** Given task **
Using the entries that follow, collect the lines where the word "this" appears.

· · · ·

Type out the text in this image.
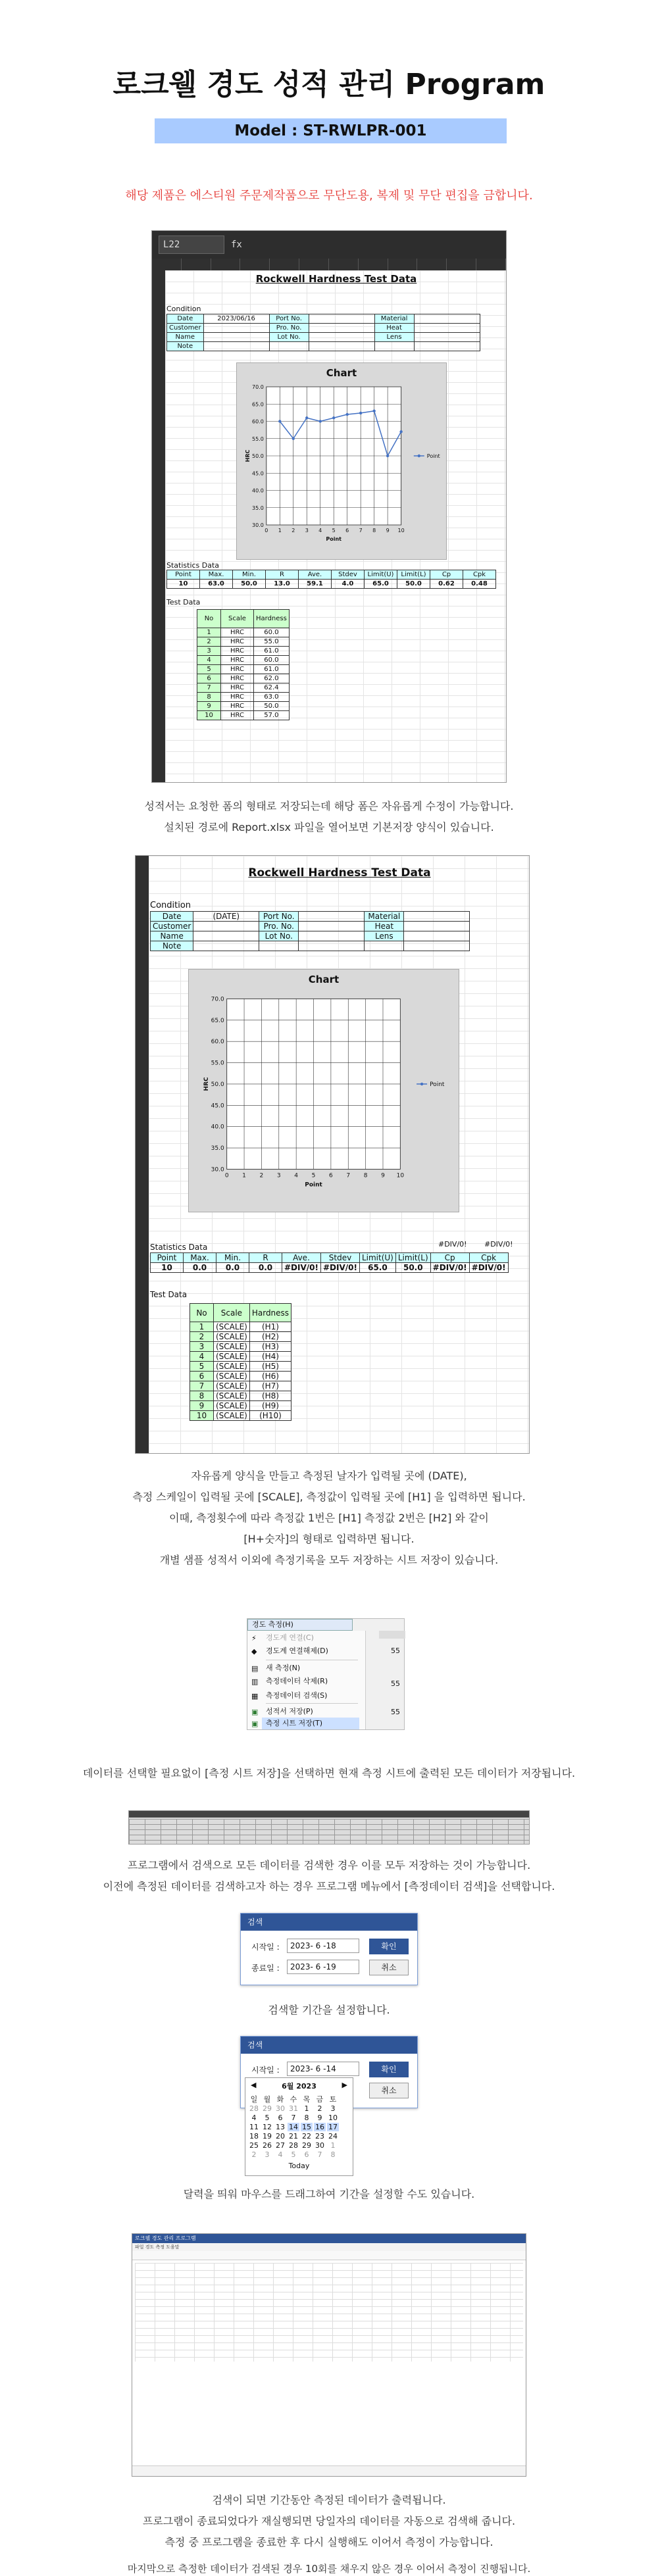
로크웰 경도 성적 관리 Program
Model : ST-RWLPR-001
해당 제품은 에스티원 주문제작품으로 무단도용, 복제 및 무단 편집을 금합니다.
L22	fx
Rockwell Hardness Test Data
Condition
Date	2023/06/16	Port No.		Material	
Customer		Pro. No.		Heat	
Name		Lot No.		Lens	
Note					
Chart
30.0
35.0
40.0
45.0
50.0
55.0
60.0
65.0
70.0
0 1 2 3 4 5 6 7 8 9 10
Point
HRC	Point
Statistics Data
Point	Max.	Min.	R	Ave.	Stdev	Limit(U)	Limit(L)	Cp	Cpk
10	63.0	50.0	13.0	59.1	4.0	65.0	50.0	0.62	0.48
Test Data
No	Scale	Hardness
1	HRC	60.0
2	HRC	55.0
3	HRC	61.0
4	HRC	60.0
5	HRC	61.0
6	HRC	62.0
7	HRC	62.4
8	HRC	63.0
9	HRC	50.0
10	HRC	57.0
성적서는 요청한 폼의 형태로 저장되는데 해당 폼은 자유롭게 수정이 가능합니다.
설치된 경로에 Report.xlsx 파일을 열어보면 기본저장 양식이 있습니다.
Rockwell Hardness Test Data
Condition
Date	(DATE)	Port No.		Material	
Customer		Pro. No.		Heat	
Name		Lot No.		Lens	
Note					
Chart
30.0
35.0
40.0
45.0
50.0
55.0
60.0
65.0
70.0
0 1 2 3 4 5 6 7 8 9 10
Point
HRC	Point
Statistics Data	#DIV/0! #DIV/0!
Point	Max.	Min.	R	Ave.	Stdev	Limit(U)	Limit(L)	Cp	Cpk
10	0.0	0.0	0.0	#DIV/0!	#DIV/0!	65.0	50.0	#DIV/0!	#DIV/0!
Test Data
No	Scale	Hardness
1	(SCALE)	(H1)
2	(SCALE)	(H2)
3	(SCALE)	(H3)
4	(SCALE)	(H4)
5	(SCALE)	(H5)
6	(SCALE)	(H6)
7	(SCALE)	(H7)
8	(SCALE)	(H8)
9	(SCALE)	(H9)
10	(SCALE)	(H10)
자유롭게 양식을 만들고 측정된 날자가 입력될 곳에 (DATE),
측정 스케일이 입력될 곳에 [SCALE], 측정값이 입력될 곳에 [H1] 을 입력하면 됩니다.
이때, 측정횟수에 따라 측정값 1번은 [H1] 측정값 2번은 [H2] 와 같이
[H+숫자]의 형태로 입력하면 됩니다.
개별 샘플 성적서 이외에 측정기록을 모두 저장하는 시트 저장이 있습니다.
경도 측정(H)
⚡	경도계 연결(C)
◆	경도계 연결해제(D)
▤	새 측정(N)
▥	측정데이터 삭제(R)
▦	측정데이터 검색(S)
▣	성적서 저장(P)
▣	측정 시트 저장(T)
55
55
55
데이터를 선택할 필요없이 [측정 시트 저장]을 선택하면 현재 측정 시트에 출력된 모든 데이터가 저장됩니다.
프로그램에서 검색으로 모든 데이터를 검색한 경우 이를 모두 저장하는 것이 가능합니다.
이전에 측정된 데이터를 검색하고자 하는 경우 프로그램 메뉴에서 [측정데이터 검색]을 선택합니다.
검색
시작일 :	2023- 6 -18
종료일 :	2023- 6 -19
확인
취소
검색할 기간을 설정합니다.
검색
시작일 :	2023- 6 -14	확인
취소
◀	6월 2023	▶
일 월 화 수 목 금 토
28 29 30 31 1	2	3
4	5	6	7	8	9 10
11 12 13 14 15 16 17
18 19 20 21 22 23 24
25 26 27 28 29 30 1
2	3	4	5	6	7	8
Today
달력을 띄워 마우스를 드래그하여 기간을 설정할 수도 있습니다.
로크웰 경도 관리 프로그램
파일 경도 측정 도움말
검색이 되면 기간동안 측정된 데이터가 출력됩니다.
프로그램이 종료되었다가 재실행되면 당일자의 데이터를 자동으로 검색해 줍니다.
측정 중 프로그램을 종료한 후 다시 실행해도 이어서 측정이 가능합니다.
마지막으로 측정한 데이터가 검색된 경우 10회를 채우지 않은 경우 이어서 측정이 진행됩니다.
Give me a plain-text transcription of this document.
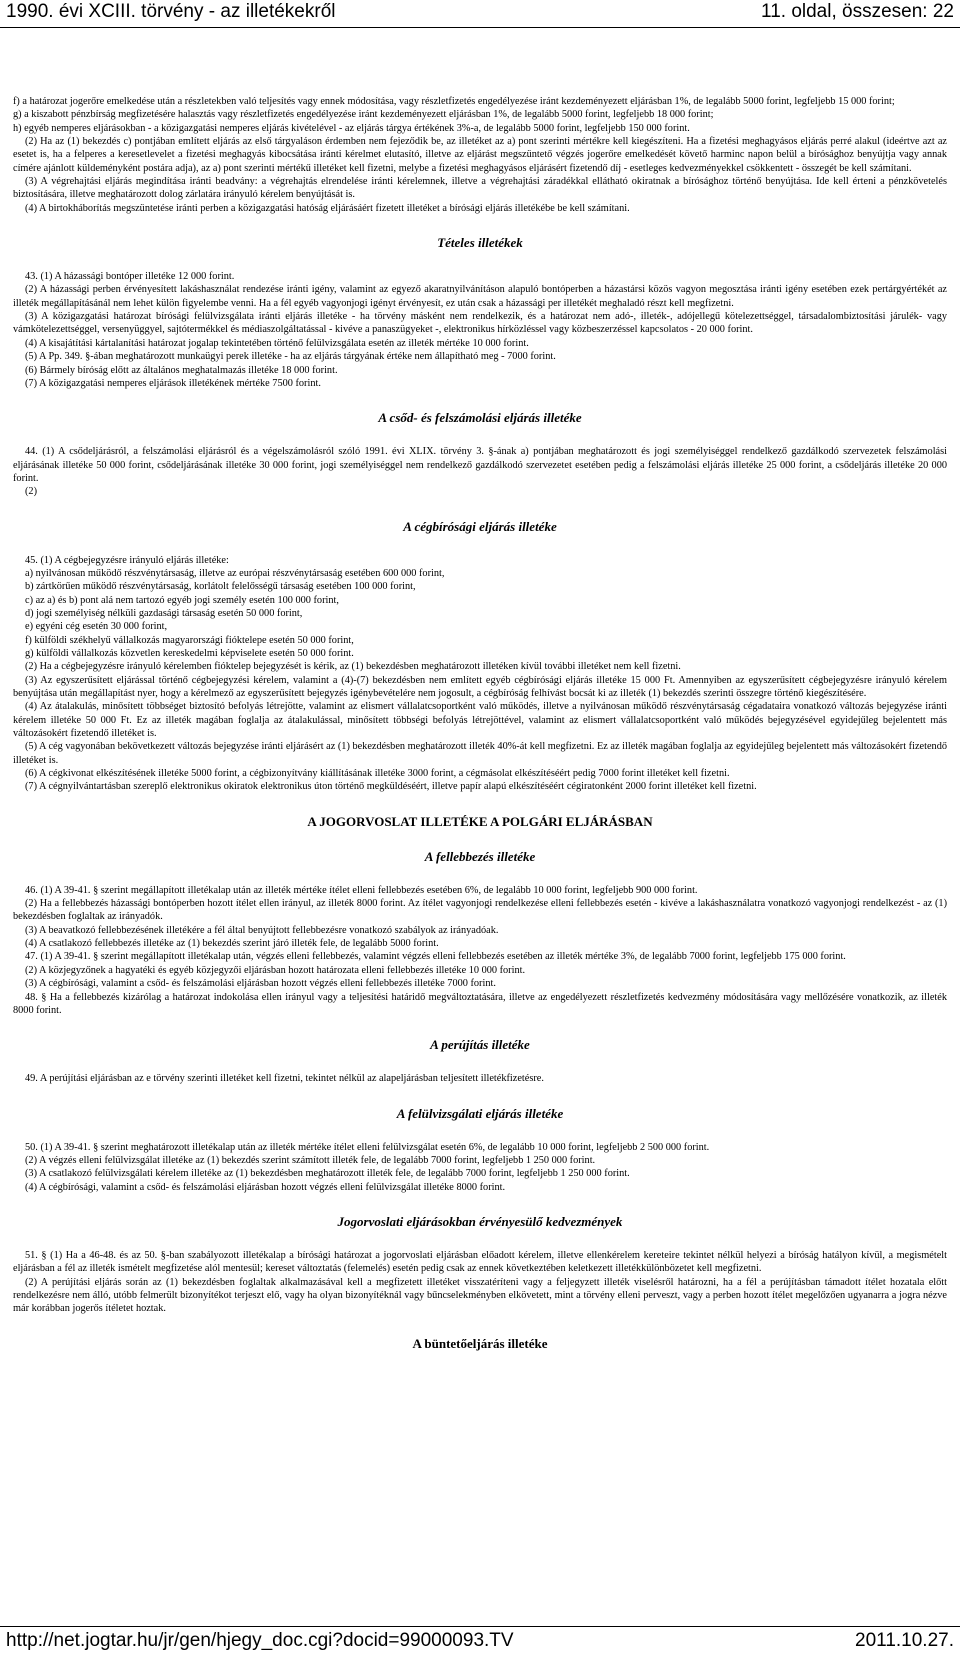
1990. évi XCIII. törvény - az illetékekről	11. oldal, összesen: 22

f) a határozat jogerőre emelkedése után a részletekben való teljesítés vagy ennek módosítása, vagy részletfizetés engedélyezése iránt kezdeményezett eljárásban 1%, de legalább 5000 forint, legfeljebb 15 000 forint;

g) a kiszabott pénzbírság megfizetésére halasztás vagy részletfizetés engedélyezése iránt kezdeményezett eljárásban 1%, de legalább 5000 forint, legfeljebb 18 000 forint;

h) egyéb nemperes eljárásokban - a közigazgatási nemperes eljárás kivételével - az eljárás tárgya értékének 3%-a, de legalább 5000 forint, legfeljebb 150 000 forint.

(2) Ha az (1) bekezdés c) pontjában említett eljárás az első tárgyaláson érdemben nem fejeződik be, az illetéket az a) pont szerinti mértékre kell kiegészíteni. Ha a fizetési meghagyásos eljárás perré alakul (ideértve azt az esetet is, ha a felperes a keresetlevelet a fizetési meghagyás kibocsátása iránti kérelmet elutasító, illetve az eljárást megszüntető végzés jogerőre emelkedését követő harminc napon belül a bírósághoz benyújtja vagy annak címére ajánlott küldeményként postára adja), az a) pont szerinti mértékű illetéket kell fizetni, melybe a fizetési meghagyásos eljárásért fizetendő díj - esetleges kedvezményekkel csökkentett - összegét be kell számítani.

(3) A végrehajtási eljárás megindítása iránti beadvány: a végrehajtás elrendelése iránti kérelemnek, illetve a végrehajtási záradékkal ellátható okiratnak a bírósághoz történő benyújtása. Ide kell érteni a pénzkövetelés biztosítására, illetve meghatározott dolog zárlatára irányuló kérelem benyújtását is.

(4) A birtokháborítás megszüntetése iránti perben a közigazgatási hatóság eljárásáért fizetett illetéket a bírósági eljárás illetékébe be kell számítani.

Tételes illetékek

43. (1) A házassági bontóper illetéke 12 000 forint.

(2) A házassági perben érvényesített lakáshasználat rendezése iránti igény, valamint az egyező akaratnyilvánításon alapuló bontóperben a házastársi közös vagyon megosztása iránti igény esetében ezek pertárgyértékét az illeték megállapításánál nem lehet külön figyelembe venni. Ha a fél egyéb vagyonjogi igényt érvényesít, ez után csak a házassági per illetékét meghaladó részt kell megfizetni.

(3) A közigazgatási határozat bírósági felülvizsgálata iránti eljárás illetéke - ha törvény másként nem rendelkezik, és a határozat nem adó-, illeték-, adójellegű kötelezettséggel, társadalombiztosítási járulék- vagy vámkötelezettséggel, versenyüggyel, sajtótermékkel és médiaszolgáltatással - kivéve a panaszügyeket -, elektronikus hírközléssel vagy közbeszerzéssel kapcsolatos - 20 000 forint.

(4) A kisajátítási kártalanítási határozat jogalap tekintetében történő felülvizsgálata esetén az illeték mértéke 10 000 forint.

(5) A Pp. 349. §-ában meghatározott munkaügyi perek illetéke - ha az eljárás tárgyának értéke nem állapítható meg - 7000 forint.

(6) Bármely bíróság előtt az általános meghatalmazás illetéke 18 000 forint.

(7) A közigazgatási nemperes eljárások illetékének mértéke 7500 forint.

A csőd- és felszámolási eljárás illetéke

44. (1) A csődeljárásról, a felszámolási eljárásról és a végelszámolásról szóló 1991. évi XLIX. törvény 3. §-ának a) pontjában meghatározott és jogi személyiséggel rendelkező gazdálkodó szervezetek felszámolási eljárásának illetéke 50 000 forint, csődeljárásának illetéke 30 000 forint, jogi személyiséggel nem rendelkező gazdálkodó szervezetet esetében pedig a felszámolási eljárás illetéke 25 000 forint, a csődeljárás illetéke 20 000 forint.

(2)

A cégbírósági eljárás illetéke

45. (1) A cégbejegyzésre irányuló eljárás illetéke:

a) nyilvánosan működő részvénytársaság, illetve az európai részvénytársaság esetében 600 000 forint,

b) zártkörűen működő részvénytársaság, korlátolt felelősségű társaság esetében 100 000 forint,

c) az a) és b) pont alá nem tartozó egyéb jogi személy esetén 100 000 forint,

d) jogi személyiség nélküli gazdasági társaság esetén 50 000 forint,

e) egyéni cég esetén 30 000 forint,

f) külföldi székhelyű vállalkozás magyarországi fióktelepe esetén 50 000 forint,

g) külföldi vállalkozás közvetlen kereskedelmi képviselete esetén 50 000 forint.

(2) Ha a cégbejegyzésre irányuló kérelemben fióktelep bejegyzését is kérik, az (1) bekezdésben meghatározott illetéken kívül további illetéket nem kell fizetni.

(3) Az egyszerűsített eljárással történő cégbejegyzési kérelem, valamint a (4)-(7) bekezdésben nem említett egyéb cégbírósági eljárás illetéke 15 000 Ft. Amennyiben az egyszerűsített cégbejegyzésre irányuló kérelem benyújtása után megállapítást nyer, hogy a kérelmező az egyszerűsített bejegyzés igénybevételére nem jogosult, a cégbíróság felhívást bocsát ki az illeték (1) bekezdés szerinti összegre történő kiegészítésére.

(4) Az átalakulás, minősített többséget biztosító befolyás létrejötte, valamint az elismert vállalatcsoportként való működés, illetve a nyilvánosan működő részvénytársaság cégadataira vonatkozó változás bejegyzése iránti kérelem illetéke 50 000 Ft. Ez az illeték magában foglalja az átalakulással, minősített többségi befolyás létrejöttével, valamint az elismert vállalatcsoportként való működés bejegyzésével egyidejűleg bejelentett más változásokért fizetendő illetéket is.

(5) A cég vagyonában bekövetkezett változás bejegyzése iránti eljárásért az (1) bekezdésben meghatározott illeték 40%-át kell megfizetni. Ez az illeték magában foglalja az egyidejűleg bejelentett más változásokért fizetendő illetéket is.

(6) A cégkivonat elkészítésének illetéke 5000 forint, a cégbizonyítvány kiállításának illetéke 3000 forint, a cégmásolat elkészítéséért pedig 7000 forint illetéket kell fizetni.

(7) A cégnyilvántartásban szereplő elektronikus okiratok elektronikus úton történő megküldéséért, illetve papír alapú elkészítéséért cégiratonként 2000 forint illetéket kell fizetni.

A JOGORVOSLAT ILLETÉKE A POLGÁRI ELJÁRÁSBAN
A fellebbezés illetéke

46. (1) A 39-41. § szerint megállapított illetékalap után az illeték mértéke ítélet elleni fellebbezés esetében 6%, de legalább 10 000 forint, legfeljebb 900 000 forint.

(2) Ha a fellebbezés házassági bontóperben hozott ítélet ellen irányul, az illeték 8000 forint. Az ítélet vagyonjogi rendelkezése elleni fellebbezés esetén - kivéve a lakáshasználatra vonatkozó vagyonjogi rendelkezést - az (1) bekezdésben foglaltak az irányadók.

(3) A beavatkozó fellebbezésének illetékére a fél által benyújtott fellebbezésre vonatkozó szabályok az irányadóak.

(4) A csatlakozó fellebbezés illetéke az (1) bekezdés szerint járó illeték fele, de legalább 5000 forint.

47. (1) A 39-41. § szerint megállapított illetékalap után, végzés elleni fellebbezés, valamint végzés elleni fellebbezés esetében az illeték mértéke 3%, de legalább 7000 forint, legfeljebb 175 000 forint.

(2) A közjegyzőnek a hagyatéki és egyéb közjegyzői eljárásban hozott határozata elleni fellebbezés illetéke 10 000 forint.

(3) A cégbírósági, valamint a csőd- és felszámolási eljárásban hozott végzés elleni fellebbezés illetéke 7000 forint.

48. § Ha a fellebbezés kizárólag a határozat indokolása ellen irányul vagy a teljesítési határidő megváltoztatására, illetve az engedélyezett részletfizetés kedvezmény módosítására vagy mellőzésére vonatkozik, az illeték 8000 forint.

A perújítás illetéke

49. A perújítási eljárásban az e törvény szerinti illetéket kell fizetni, tekintet nélkül az alapeljárásban teljesített illetékfizetésre.

A felülvizsgálati eljárás illetéke

50. (1) A 39-41. § szerint meghatározott illetékalap után az illeték mértéke ítélet elleni felülvizsgálat esetén 6%, de legalább 10 000 forint, legfeljebb 2 500 000 forint.

(2) A végzés elleni felülvizsgálat illetéke az (1) bekezdés szerint számított illeték fele, de legalább 7000 forint, legfeljebb 1 250 000 forint.

(3) A csatlakozó felülvizsgálati kérelem illetéke az (1) bekezdésben meghatározott illeték fele, de legalább 7000 forint, legfeljebb 1 250 000 forint.

(4) A cégbírósági, valamint a csőd- és felszámolási eljárásban hozott végzés elleni felülvizsgálat illetéke 8000 forint.

Jogorvoslati eljárásokban érvényesülő kedvezmények

51. § (1) Ha a 46-48. és az 50. §-ban szabályozott illetékalap a bírósági határozat a jogorvoslati eljárásban előadott kérelem, illetve ellenkérelem kereteire tekintet nélkül helyezi a bíróság hatályon kívül, a megismételt eljárásban a fél az illeték ismételt megfizetése alól mentesül; kereset változtatás (felemelés) esetén pedig csak az ennek következtében keletkezett illetékkülönbözetet kell megfizetni.

(2) A perújítási eljárás során az (1) bekezdésben foglaltak alkalmazásával kell a megfizetett illetéket visszatéríteni vagy a feljegyzett illeték viselésről határozni, ha a fél a perújításban támadott ítélet hozatala előtt rendelkezésre nem álló, utóbb felmerült bizonyítékot terjeszt elő, vagy ha olyan bizonyítéknál vagy bűncselekményben elkövetett, mint a törvény elleni perveszt, vagy a perben hozott ítélet megelőzően ugyanarra a jogra nézve már korábban jogerős ítéletet hoztak.

A büntetőeljárás illetéke
http://net.jogtar.hu/jr/gen/hjegy_doc.cgi?docid=99000093.TV	2011.10.27.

· · · ·

** Result **
Type out the text in this image.
Give me a plain-text transcription of this document.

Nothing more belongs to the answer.